A block of data:
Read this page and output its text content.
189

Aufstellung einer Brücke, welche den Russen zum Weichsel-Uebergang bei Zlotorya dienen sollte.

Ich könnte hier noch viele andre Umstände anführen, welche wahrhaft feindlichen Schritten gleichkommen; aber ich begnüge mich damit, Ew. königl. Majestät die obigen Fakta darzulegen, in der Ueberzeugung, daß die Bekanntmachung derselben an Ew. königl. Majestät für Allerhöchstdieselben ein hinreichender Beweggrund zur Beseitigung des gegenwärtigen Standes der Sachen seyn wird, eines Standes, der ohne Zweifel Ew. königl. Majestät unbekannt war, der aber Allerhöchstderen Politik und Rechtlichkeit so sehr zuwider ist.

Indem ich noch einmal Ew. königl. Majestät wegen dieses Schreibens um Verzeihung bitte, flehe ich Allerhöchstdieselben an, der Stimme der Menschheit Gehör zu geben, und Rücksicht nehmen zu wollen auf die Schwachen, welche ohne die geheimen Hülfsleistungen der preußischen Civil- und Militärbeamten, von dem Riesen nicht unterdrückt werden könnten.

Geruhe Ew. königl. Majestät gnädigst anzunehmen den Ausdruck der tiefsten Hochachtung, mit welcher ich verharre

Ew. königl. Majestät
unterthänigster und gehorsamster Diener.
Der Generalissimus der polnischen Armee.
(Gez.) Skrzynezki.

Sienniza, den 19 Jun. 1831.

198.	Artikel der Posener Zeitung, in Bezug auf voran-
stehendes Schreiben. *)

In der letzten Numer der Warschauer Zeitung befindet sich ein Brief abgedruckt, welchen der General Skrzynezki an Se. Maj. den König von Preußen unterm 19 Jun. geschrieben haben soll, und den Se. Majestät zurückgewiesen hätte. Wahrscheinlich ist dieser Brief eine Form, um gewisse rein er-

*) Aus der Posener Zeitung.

## INSTRUCTION
How many of the lines above include the string "Skrzynezki"? Reply with the number by itself.

## EXERCISE RESULT
2